» Task prompt: An exact reproduction of the records is required, with all images left out.

» Data to process:
_ _ _ _ _
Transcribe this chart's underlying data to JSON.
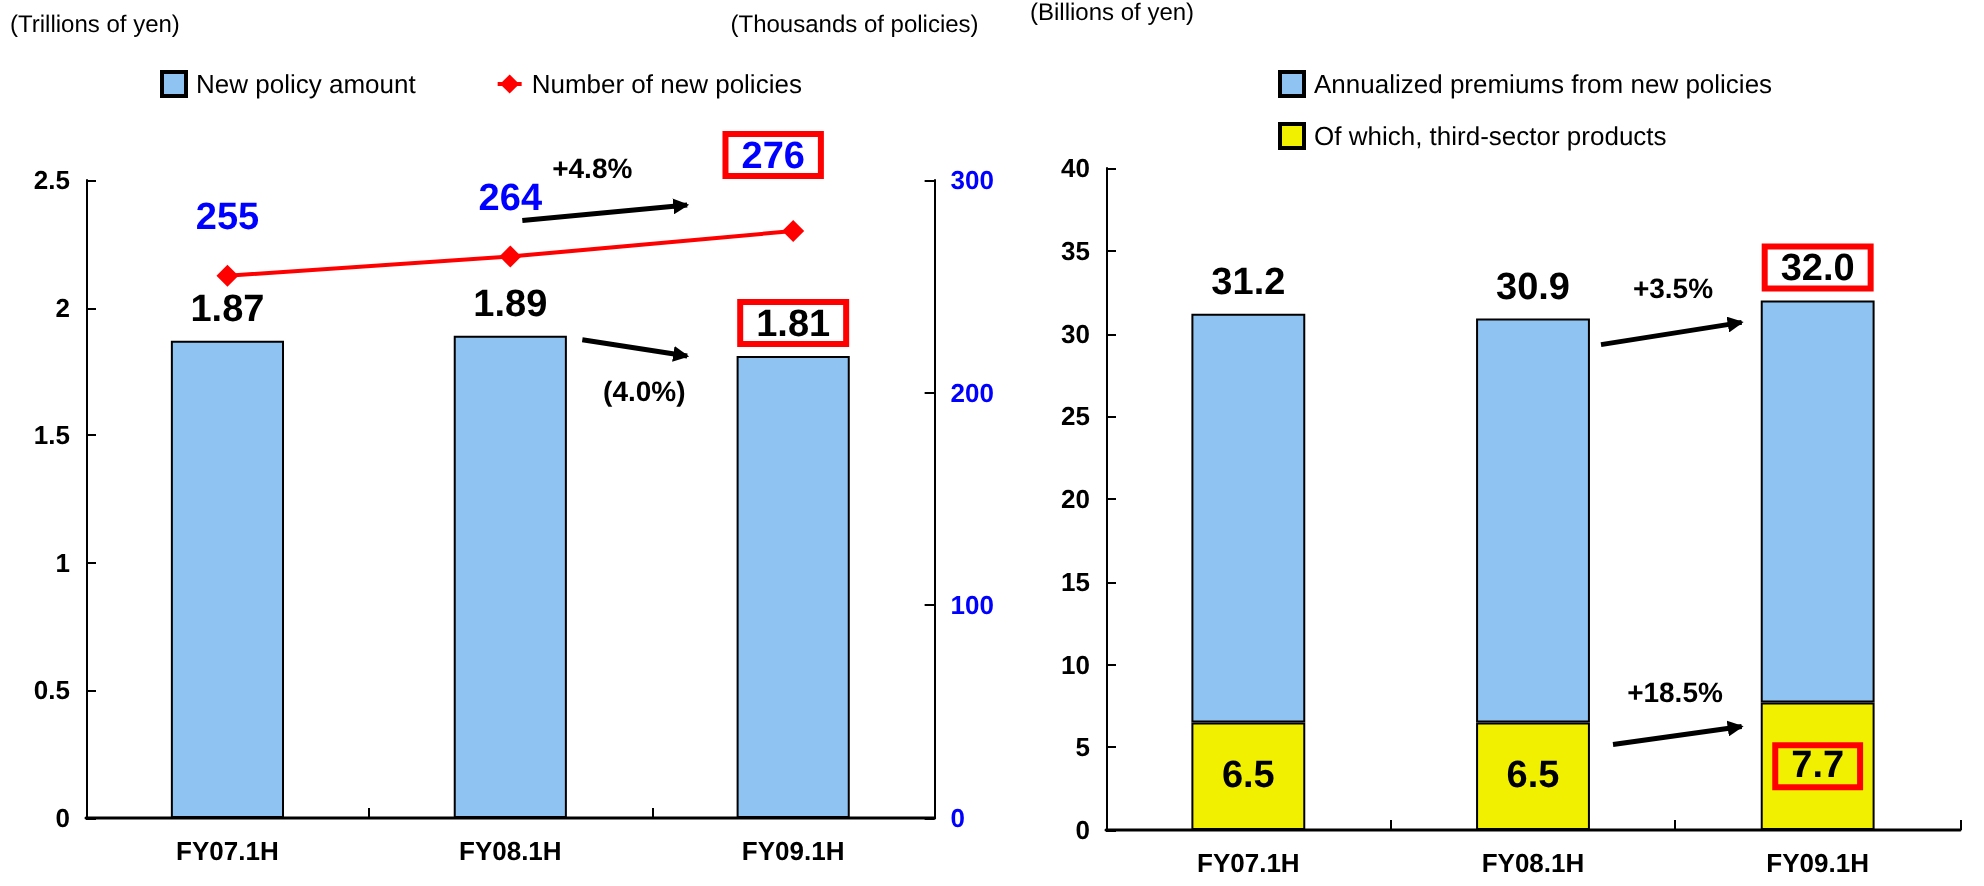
{
  "chart_data": [
    {
      "type": "bar",
      "ylabel": "(Trillions of yen)",
      "y2label": "(Thousands of policies)",
      "categories": [
        "FY07.1H",
        "FY08.1H",
        "FY09.1H"
      ],
      "series": [
        {
          "name": "New policy amount",
          "color": "#8fc3f2",
          "values": [
            1.87,
            1.89,
            1.81
          ]
        },
        {
          "name": "Number of new policies",
          "type": "line",
          "axis": "y2",
          "color": "#ff0000",
          "values": [
            255,
            264,
            276
          ]
        }
      ],
      "ylim": [
        0,
        2.5
      ],
      "yticks": [
        0,
        0.5,
        1,
        1.5,
        2,
        2.5
      ],
      "y2lim": [
        0,
        300
      ],
      "y2ticks": [
        0,
        100,
        200,
        300
      ],
      "data_labels": true,
      "marker": "diamond",
      "legend": "top",
      "annotations": [
        "+4.8%",
        "(4.0%)"
      ]
    },
    {
      "type": "bar",
      "stacked": true,
      "ylabel": "(Billions of yen)",
      "categories": [
        "FY07.1H",
        "FY08.1H",
        "FY09.1H"
      ],
      "series": [
        {
          "name": "Of which, third-sector products",
          "color": "#f0f000",
          "values": [
            6.5,
            6.5,
            7.7
          ],
          "value_labels": [
            "6.5",
            "6.5",
            "7.7"
          ]
        },
        {
          "name": "Annualized premiums from new policies",
          "color": "#8fc3f2",
          "values": [
            24.7,
            24.4,
            24.3
          ]
        }
      ],
      "totals": [
        "31.2",
        "30.9",
        "32.0"
      ],
      "ylim": [
        0,
        40
      ],
      "yticks": [
        0,
        5,
        10,
        15,
        20,
        25,
        30,
        35,
        40
      ],
      "legend": "top",
      "annotations": [
        "+3.5%",
        "+18.5%"
      ]
    }
  ]
}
_ _ _ _ _
» Exercise answer:
Transcribe this chart's underlying data to JSON.
{
  "chart_data": [
    {
      "type": "bar",
      "ylabel": "(Trillions of yen)",
      "y2label": "(Thousands of policies)",
      "categories": [
        "FY07.1H",
        "FY08.1H",
        "FY09.1H"
      ],
      "series": [
        {
          "name": "New policy amount",
          "color": "#8fc3f2",
          "values": [
            1.87,
            1.89,
            1.81
          ]
        },
        {
          "name": "Number of new policies",
          "type": "line",
          "axis": "y2",
          "color": "#ff0000",
          "values": [
            255,
            264,
            276
          ]
        }
      ],
      "ylim": [
        0,
        2.5
      ],
      "yticks": [
        0,
        0.5,
        1,
        1.5,
        2,
        2.5
      ],
      "y2lim": [
        0,
        300
      ],
      "y2ticks": [
        0,
        100,
        200,
        300
      ],
      "data_labels": true,
      "marker": "diamond",
      "legend": "top",
      "annotations": [
        "+4.8%",
        "(4.0%)"
      ]
    },
    {
      "type": "bar",
      "stacked": true,
      "ylabel": "(Billions of yen)",
      "categories": [
        "FY07.1H",
        "FY08.1H",
        "FY09.1H"
      ],
      "series": [
        {
          "name": "Of which, third-sector products",
          "color": "#f0f000",
          "values": [
            6.5,
            6.5,
            7.7
          ],
          "value_labels": [
            "6.5",
            "6.5",
            "7.7"
          ]
        },
        {
          "name": "Annualized premiums from new policies",
          "color": "#8fc3f2",
          "values": [
            24.7,
            24.4,
            24.3
          ]
        }
      ],
      "totals": [
        "31.2",
        "30.9",
        "32.0"
      ],
      "ylim": [
        0,
        40
      ],
      "yticks": [
        0,
        5,
        10,
        15,
        20,
        25,
        30,
        35,
        40
      ],
      "legend": "top",
      "annotations": [
        "+3.5%",
        "+18.5%"
      ]
    }
  ]
}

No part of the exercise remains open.